** START **
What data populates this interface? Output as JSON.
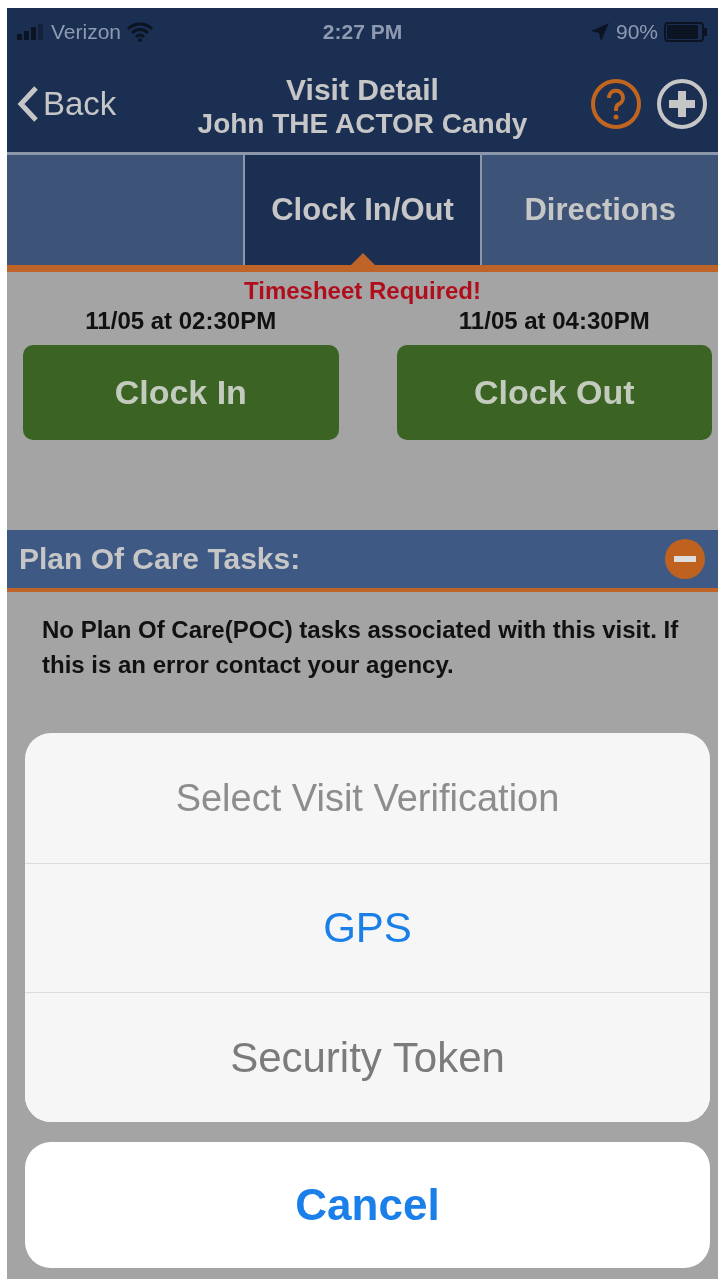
{
  "status_bar": {
    "carrier": "Verizon",
    "time": "2:27 PM",
    "battery": "90%"
  },
  "nav": {
    "back": "Back",
    "title": "Visit Detail",
    "subtitle": "John THE ACTOR Candy"
  },
  "tabs": [
    {
      "label": "Clock In/Out",
      "selected": true
    },
    {
      "label": "Directions",
      "selected": false
    }
  ],
  "alert": "Timesheet Required!",
  "clock": [
    {
      "time": "11/05 at 02:30PM",
      "button": "Clock In"
    },
    {
      "time": "11/05 at 04:30PM",
      "button": "Clock Out"
    }
  ],
  "plan_of_care": {
    "title": "Plan Of Care Tasks:",
    "message": "No Plan Of Care(POC) tasks associated with this visit. If this is an error contact your agency."
  },
  "action_sheet": {
    "title": "Select Visit Verification",
    "options": [
      {
        "label": "GPS",
        "disabled": false
      },
      {
        "label": "Security Token",
        "disabled": true
      }
    ],
    "cancel": "Cancel"
  }
}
** END **
Leaving all pictures aside, quote each record exactly.

■ **Answer to the problem**:
What data populates this interface? Output as JSON.
{
  "status_bar": {
    "carrier": "Verizon",
    "time": "2:27 PM",
    "battery": "90%"
  },
  "nav": {
    "back": "Back",
    "title": "Visit Detail",
    "subtitle": "John THE ACTOR Candy"
  },
  "tabs": [
    {
      "label": "Clock In/Out",
      "selected": true
    },
    {
      "label": "Directions",
      "selected": false
    }
  ],
  "alert": "Timesheet Required!",
  "clock": [
    {
      "time": "11/05 at 02:30PM",
      "button": "Clock In"
    },
    {
      "time": "11/05 at 04:30PM",
      "button": "Clock Out"
    }
  ],
  "plan_of_care": {
    "title": "Plan Of Care Tasks:",
    "message": "No Plan Of Care(POC) tasks associated with this visit. If this is an error contact your agency."
  },
  "action_sheet": {
    "title": "Select Visit Verification",
    "options": [
      {
        "label": "GPS",
        "disabled": false
      },
      {
        "label": "Security Token",
        "disabled": true
      }
    ],
    "cancel": "Cancel"
  }
}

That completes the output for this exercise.